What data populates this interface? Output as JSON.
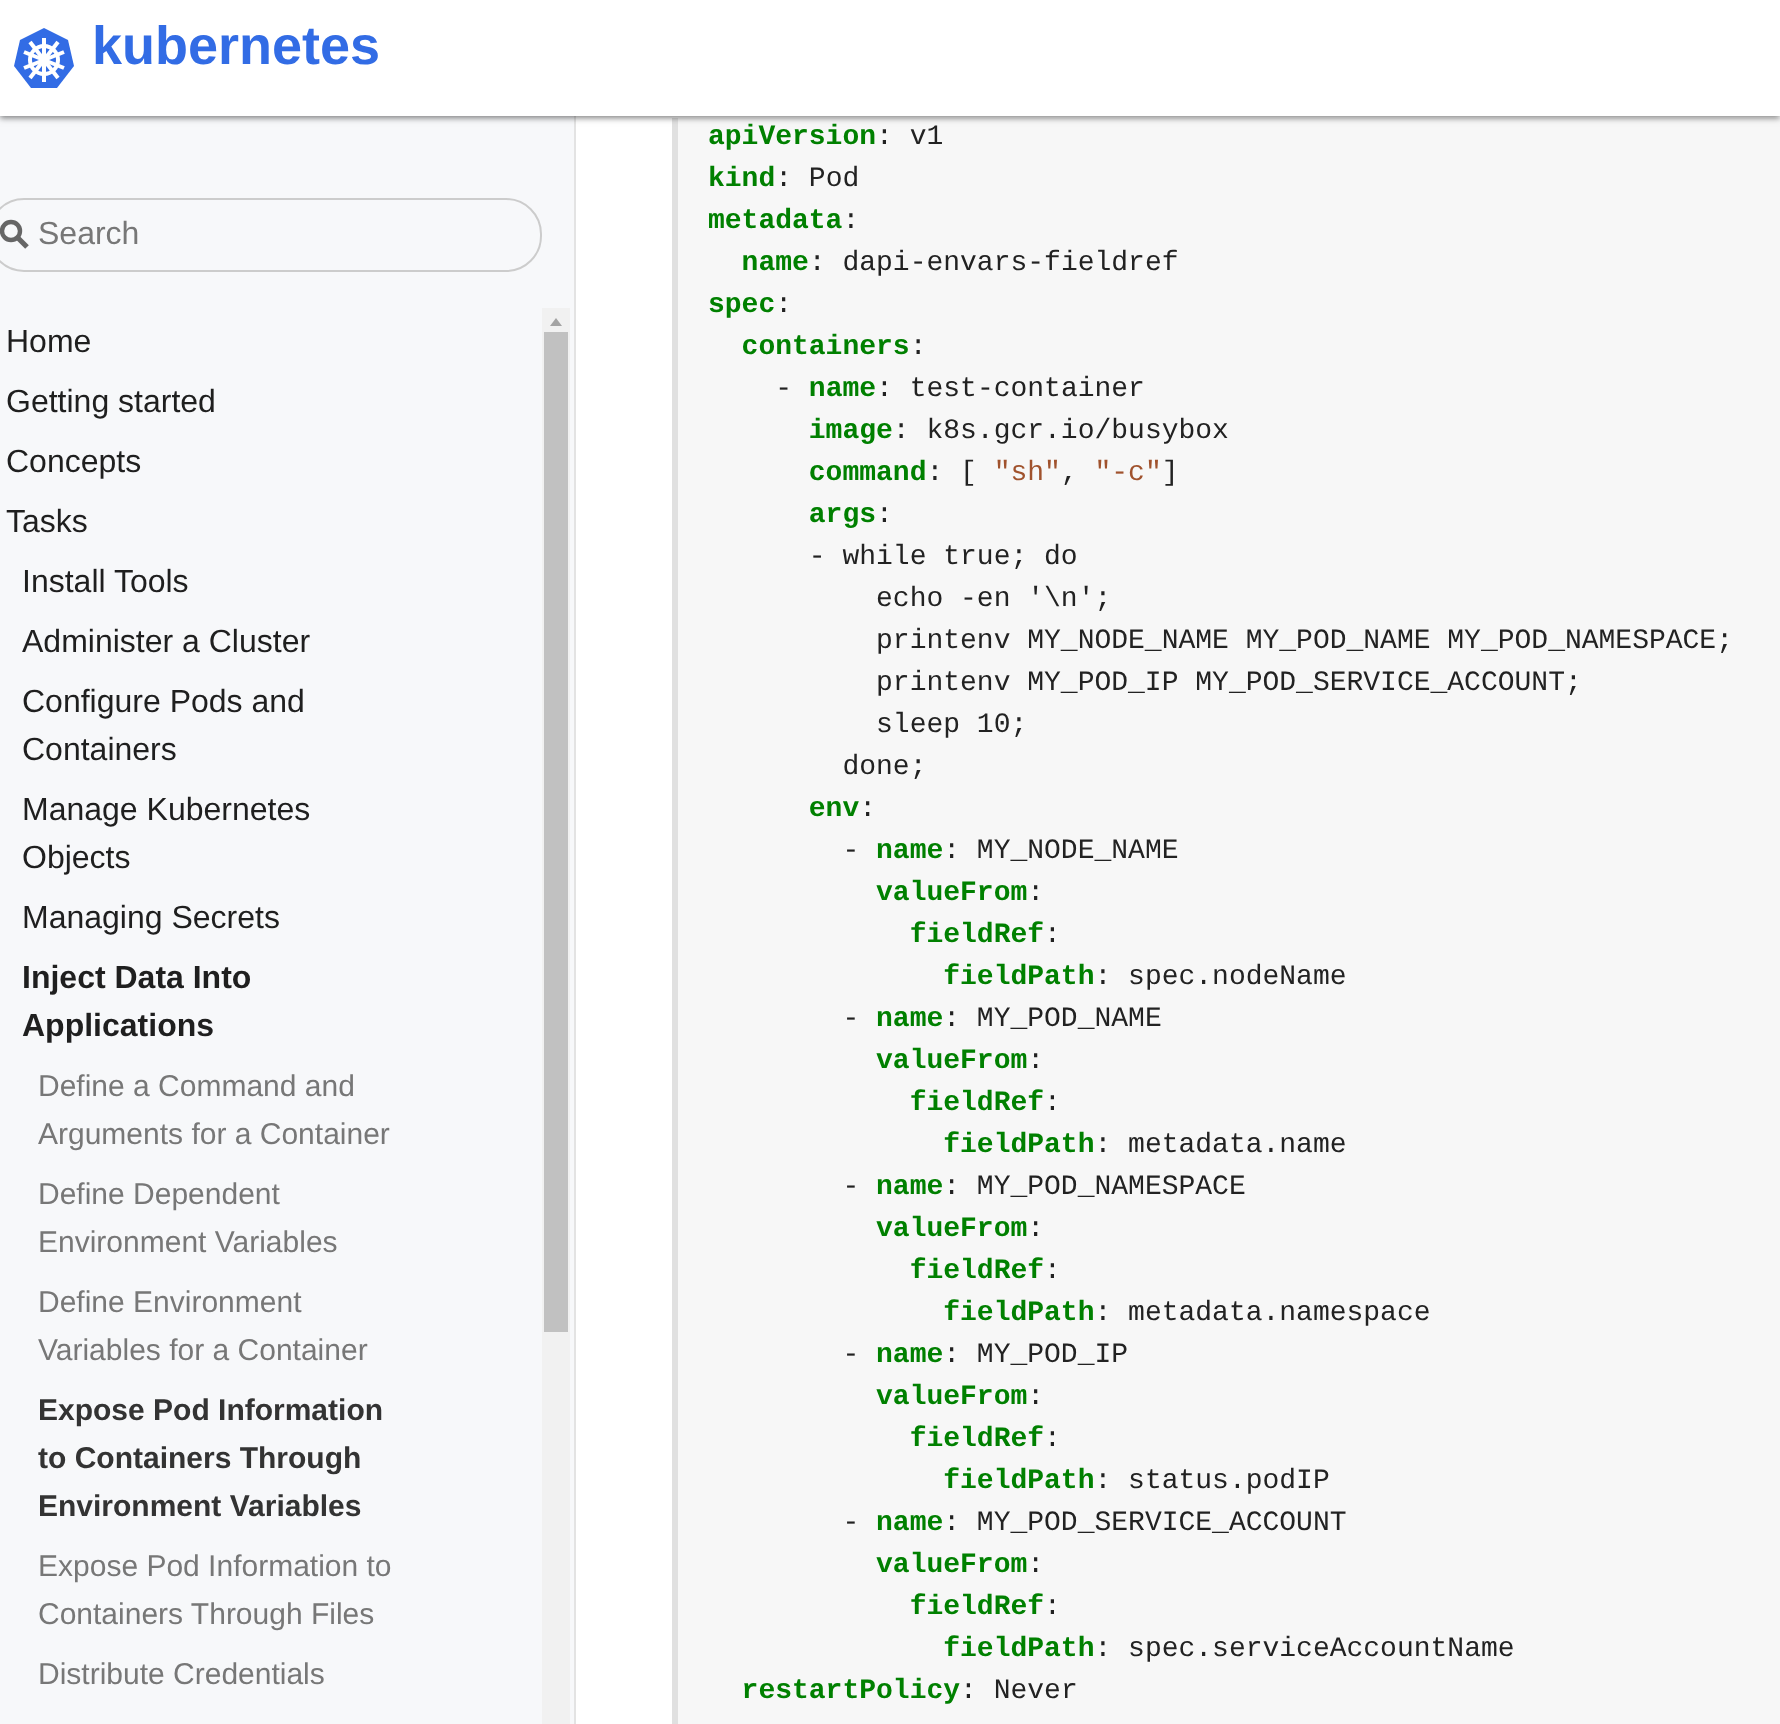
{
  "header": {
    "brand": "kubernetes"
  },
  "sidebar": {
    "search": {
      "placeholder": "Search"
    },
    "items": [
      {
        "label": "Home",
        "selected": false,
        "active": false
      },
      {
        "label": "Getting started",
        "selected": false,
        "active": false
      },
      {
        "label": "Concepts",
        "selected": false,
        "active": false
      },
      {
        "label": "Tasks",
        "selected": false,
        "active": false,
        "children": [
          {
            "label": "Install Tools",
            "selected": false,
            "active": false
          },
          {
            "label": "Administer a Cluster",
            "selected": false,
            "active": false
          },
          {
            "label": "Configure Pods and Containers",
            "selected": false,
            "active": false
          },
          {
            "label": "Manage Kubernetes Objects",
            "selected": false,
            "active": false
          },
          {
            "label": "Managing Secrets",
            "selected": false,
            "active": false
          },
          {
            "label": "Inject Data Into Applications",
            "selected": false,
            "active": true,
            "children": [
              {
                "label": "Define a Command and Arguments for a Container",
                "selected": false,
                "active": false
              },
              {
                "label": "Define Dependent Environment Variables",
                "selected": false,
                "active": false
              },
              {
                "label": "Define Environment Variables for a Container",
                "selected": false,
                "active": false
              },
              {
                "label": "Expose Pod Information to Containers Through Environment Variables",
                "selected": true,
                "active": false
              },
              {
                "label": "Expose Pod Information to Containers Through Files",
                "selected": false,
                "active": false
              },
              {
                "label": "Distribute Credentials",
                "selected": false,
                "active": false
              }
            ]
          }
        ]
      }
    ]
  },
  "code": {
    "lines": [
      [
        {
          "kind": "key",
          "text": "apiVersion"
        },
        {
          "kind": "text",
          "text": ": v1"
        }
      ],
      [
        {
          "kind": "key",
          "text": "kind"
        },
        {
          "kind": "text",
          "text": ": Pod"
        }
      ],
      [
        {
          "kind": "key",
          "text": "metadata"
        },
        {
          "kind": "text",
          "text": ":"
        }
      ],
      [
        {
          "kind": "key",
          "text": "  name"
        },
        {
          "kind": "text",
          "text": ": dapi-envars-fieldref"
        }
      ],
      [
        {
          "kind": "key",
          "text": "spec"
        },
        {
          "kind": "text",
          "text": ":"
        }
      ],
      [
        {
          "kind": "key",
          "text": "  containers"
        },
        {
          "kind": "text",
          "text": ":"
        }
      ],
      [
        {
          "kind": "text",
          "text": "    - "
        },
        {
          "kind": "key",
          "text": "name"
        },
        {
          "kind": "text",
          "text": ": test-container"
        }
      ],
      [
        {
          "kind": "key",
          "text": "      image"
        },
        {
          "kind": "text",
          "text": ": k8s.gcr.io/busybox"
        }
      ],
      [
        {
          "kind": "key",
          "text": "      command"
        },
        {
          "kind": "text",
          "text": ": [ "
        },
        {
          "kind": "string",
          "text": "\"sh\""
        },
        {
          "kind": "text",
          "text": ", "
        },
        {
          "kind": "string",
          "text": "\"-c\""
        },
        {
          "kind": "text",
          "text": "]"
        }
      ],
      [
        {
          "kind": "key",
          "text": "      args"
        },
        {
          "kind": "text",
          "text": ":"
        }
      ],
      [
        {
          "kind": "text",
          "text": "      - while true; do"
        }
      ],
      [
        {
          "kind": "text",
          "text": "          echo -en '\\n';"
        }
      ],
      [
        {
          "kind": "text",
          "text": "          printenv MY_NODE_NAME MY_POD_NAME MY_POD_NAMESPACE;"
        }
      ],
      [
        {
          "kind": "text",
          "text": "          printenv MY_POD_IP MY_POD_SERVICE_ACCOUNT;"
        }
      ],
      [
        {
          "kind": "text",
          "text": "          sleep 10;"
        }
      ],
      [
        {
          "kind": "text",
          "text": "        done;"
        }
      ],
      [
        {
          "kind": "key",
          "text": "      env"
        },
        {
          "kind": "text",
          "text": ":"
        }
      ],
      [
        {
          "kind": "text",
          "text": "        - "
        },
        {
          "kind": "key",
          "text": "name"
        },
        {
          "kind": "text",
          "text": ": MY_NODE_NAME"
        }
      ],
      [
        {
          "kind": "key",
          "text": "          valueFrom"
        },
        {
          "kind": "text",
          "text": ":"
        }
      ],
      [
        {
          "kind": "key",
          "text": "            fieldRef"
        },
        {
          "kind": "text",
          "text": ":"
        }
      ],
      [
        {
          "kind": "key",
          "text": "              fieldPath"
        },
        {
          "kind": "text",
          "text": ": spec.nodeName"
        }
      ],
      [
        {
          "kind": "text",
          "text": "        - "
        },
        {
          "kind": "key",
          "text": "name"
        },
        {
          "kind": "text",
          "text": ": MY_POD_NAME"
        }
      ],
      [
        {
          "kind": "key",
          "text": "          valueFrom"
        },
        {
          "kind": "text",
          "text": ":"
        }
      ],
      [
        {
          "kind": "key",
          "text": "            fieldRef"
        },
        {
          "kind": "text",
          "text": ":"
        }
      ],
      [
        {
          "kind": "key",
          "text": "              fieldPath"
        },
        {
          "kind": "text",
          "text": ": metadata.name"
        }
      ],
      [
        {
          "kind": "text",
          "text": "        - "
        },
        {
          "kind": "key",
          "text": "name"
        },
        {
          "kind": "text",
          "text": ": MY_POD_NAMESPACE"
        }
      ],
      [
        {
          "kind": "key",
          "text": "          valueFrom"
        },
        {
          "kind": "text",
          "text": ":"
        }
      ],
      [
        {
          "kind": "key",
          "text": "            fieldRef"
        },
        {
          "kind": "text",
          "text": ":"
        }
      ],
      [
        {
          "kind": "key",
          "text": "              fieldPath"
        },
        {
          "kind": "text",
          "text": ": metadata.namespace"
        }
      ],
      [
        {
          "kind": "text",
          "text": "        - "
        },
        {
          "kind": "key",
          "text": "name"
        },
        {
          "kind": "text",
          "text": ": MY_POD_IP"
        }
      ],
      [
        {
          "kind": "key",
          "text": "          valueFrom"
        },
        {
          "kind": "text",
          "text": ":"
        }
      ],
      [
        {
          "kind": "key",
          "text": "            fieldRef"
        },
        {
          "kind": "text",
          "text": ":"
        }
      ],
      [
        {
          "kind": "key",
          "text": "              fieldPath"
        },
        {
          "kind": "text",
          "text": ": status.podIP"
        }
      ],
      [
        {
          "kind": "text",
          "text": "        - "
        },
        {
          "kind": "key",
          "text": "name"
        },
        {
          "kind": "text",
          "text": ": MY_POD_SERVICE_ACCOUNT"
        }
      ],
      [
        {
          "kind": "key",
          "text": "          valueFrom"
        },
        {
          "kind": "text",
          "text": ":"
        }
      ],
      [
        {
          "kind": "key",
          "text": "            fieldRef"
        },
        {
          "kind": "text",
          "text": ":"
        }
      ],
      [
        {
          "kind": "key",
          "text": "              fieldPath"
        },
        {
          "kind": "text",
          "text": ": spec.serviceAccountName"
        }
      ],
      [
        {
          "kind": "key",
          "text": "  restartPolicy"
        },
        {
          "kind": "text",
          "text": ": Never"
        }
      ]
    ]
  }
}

——

Transcribe the records above exactly, omitting every picture they contain.

# [Complete output]
What data populates this interface? Output as JSON.
{
  "header": {
    "brand": "kubernetes"
  },
  "sidebar": {
    "search": {
      "placeholder": "Search"
    },
    "items": [
      {
        "label": "Home",
        "selected": false,
        "active": false
      },
      {
        "label": "Getting started",
        "selected": false,
        "active": false
      },
      {
        "label": "Concepts",
        "selected": false,
        "active": false
      },
      {
        "label": "Tasks",
        "selected": false,
        "active": false,
        "children": [
          {
            "label": "Install Tools",
            "selected": false,
            "active": false
          },
          {
            "label": "Administer a Cluster",
            "selected": false,
            "active": false
          },
          {
            "label": "Configure Pods and Containers",
            "selected": false,
            "active": false
          },
          {
            "label": "Manage Kubernetes Objects",
            "selected": false,
            "active": false
          },
          {
            "label": "Managing Secrets",
            "selected": false,
            "active": false
          },
          {
            "label": "Inject Data Into Applications",
            "selected": false,
            "active": true,
            "children": [
              {
                "label": "Define a Command and Arguments for a Container",
                "selected": false,
                "active": false
              },
              {
                "label": "Define Dependent Environment Variables",
                "selected": false,
                "active": false
              },
              {
                "label": "Define Environment Variables for a Container",
                "selected": false,
                "active": false
              },
              {
                "label": "Expose Pod Information to Containers Through Environment Variables",
                "selected": true,
                "active": false
              },
              {
                "label": "Expose Pod Information to Containers Through Files",
                "selected": false,
                "active": false
              },
              {
                "label": "Distribute Credentials",
                "selected": false,
                "active": false
              }
            ]
          }
        ]
      }
    ]
  },
  "code": {
    "lines": [
      [
        {
          "kind": "key",
          "text": "apiVersion"
        },
        {
          "kind": "text",
          "text": ": v1"
        }
      ],
      [
        {
          "kind": "key",
          "text": "kind"
        },
        {
          "kind": "text",
          "text": ": Pod"
        }
      ],
      [
        {
          "kind": "key",
          "text": "metadata"
        },
        {
          "kind": "text",
          "text": ":"
        }
      ],
      [
        {
          "kind": "key",
          "text": "  name"
        },
        {
          "kind": "text",
          "text": ": dapi-envars-fieldref"
        }
      ],
      [
        {
          "kind": "key",
          "text": "spec"
        },
        {
          "kind": "text",
          "text": ":"
        }
      ],
      [
        {
          "kind": "key",
          "text": "  containers"
        },
        {
          "kind": "text",
          "text": ":"
        }
      ],
      [
        {
          "kind": "text",
          "text": "    - "
        },
        {
          "kind": "key",
          "text": "name"
        },
        {
          "kind": "text",
          "text": ": test-container"
        }
      ],
      [
        {
          "kind": "key",
          "text": "      image"
        },
        {
          "kind": "text",
          "text": ": k8s.gcr.io/busybox"
        }
      ],
      [
        {
          "kind": "key",
          "text": "      command"
        },
        {
          "kind": "text",
          "text": ": [ "
        },
        {
          "kind": "string",
          "text": "\"sh\""
        },
        {
          "kind": "text",
          "text": ", "
        },
        {
          "kind": "string",
          "text": "\"-c\""
        },
        {
          "kind": "text",
          "text": "]"
        }
      ],
      [
        {
          "kind": "key",
          "text": "      args"
        },
        {
          "kind": "text",
          "text": ":"
        }
      ],
      [
        {
          "kind": "text",
          "text": "      - while true; do"
        }
      ],
      [
        {
          "kind": "text",
          "text": "          echo -en '\\n';"
        }
      ],
      [
        {
          "kind": "text",
          "text": "          printenv MY_NODE_NAME MY_POD_NAME MY_POD_NAMESPACE;"
        }
      ],
      [
        {
          "kind": "text",
          "text": "          printenv MY_POD_IP MY_POD_SERVICE_ACCOUNT;"
        }
      ],
      [
        {
          "kind": "text",
          "text": "          sleep 10;"
        }
      ],
      [
        {
          "kind": "text",
          "text": "        done;"
        }
      ],
      [
        {
          "kind": "key",
          "text": "      env"
        },
        {
          "kind": "text",
          "text": ":"
        }
      ],
      [
        {
          "kind": "text",
          "text": "        - "
        },
        {
          "kind": "key",
          "text": "name"
        },
        {
          "kind": "text",
          "text": ": MY_NODE_NAME"
        }
      ],
      [
        {
          "kind": "key",
          "text": "          valueFrom"
        },
        {
          "kind": "text",
          "text": ":"
        }
      ],
      [
        {
          "kind": "key",
          "text": "            fieldRef"
        },
        {
          "kind": "text",
          "text": ":"
        }
      ],
      [
        {
          "kind": "key",
          "text": "              fieldPath"
        },
        {
          "kind": "text",
          "text": ": spec.nodeName"
        }
      ],
      [
        {
          "kind": "text",
          "text": "        - "
        },
        {
          "kind": "key",
          "text": "name"
        },
        {
          "kind": "text",
          "text": ": MY_POD_NAME"
        }
      ],
      [
        {
          "kind": "key",
          "text": "          valueFrom"
        },
        {
          "kind": "text",
          "text": ":"
        }
      ],
      [
        {
          "kind": "key",
          "text": "            fieldRef"
        },
        {
          "kind": "text",
          "text": ":"
        }
      ],
      [
        {
          "kind": "key",
          "text": "              fieldPath"
        },
        {
          "kind": "text",
          "text": ": metadata.name"
        }
      ],
      [
        {
          "kind": "text",
          "text": "        - "
        },
        {
          "kind": "key",
          "text": "name"
        },
        {
          "kind": "text",
          "text": ": MY_POD_NAMESPACE"
        }
      ],
      [
        {
          "kind": "key",
          "text": "          valueFrom"
        },
        {
          "kind": "text",
          "text": ":"
        }
      ],
      [
        {
          "kind": "key",
          "text": "            fieldRef"
        },
        {
          "kind": "text",
          "text": ":"
        }
      ],
      [
        {
          "kind": "key",
          "text": "              fieldPath"
        },
        {
          "kind": "text",
          "text": ": metadata.namespace"
        }
      ],
      [
        {
          "kind": "text",
          "text": "        - "
        },
        {
          "kind": "key",
          "text": "name"
        },
        {
          "kind": "text",
          "text": ": MY_POD_IP"
        }
      ],
      [
        {
          "kind": "key",
          "text": "          valueFrom"
        },
        {
          "kind": "text",
          "text": ":"
        }
      ],
      [
        {
          "kind": "key",
          "text": "            fieldRef"
        },
        {
          "kind": "text",
          "text": ":"
        }
      ],
      [
        {
          "kind": "key",
          "text": "              fieldPath"
        },
        {
          "kind": "text",
          "text": ": status.podIP"
        }
      ],
      [
        {
          "kind": "text",
          "text": "        - "
        },
        {
          "kind": "key",
          "text": "name"
        },
        {
          "kind": "text",
          "text": ": MY_POD_SERVICE_ACCOUNT"
        }
      ],
      [
        {
          "kind": "key",
          "text": "          valueFrom"
        },
        {
          "kind": "text",
          "text": ":"
        }
      ],
      [
        {
          "kind": "key",
          "text": "            fieldRef"
        },
        {
          "kind": "text",
          "text": ":"
        }
      ],
      [
        {
          "kind": "key",
          "text": "              fieldPath"
        },
        {
          "kind": "text",
          "text": ": spec.serviceAccountName"
        }
      ],
      [
        {
          "kind": "key",
          "text": "  restartPolicy"
        },
        {
          "kind": "text",
          "text": ": Never"
        }
      ]
    ]
  }
}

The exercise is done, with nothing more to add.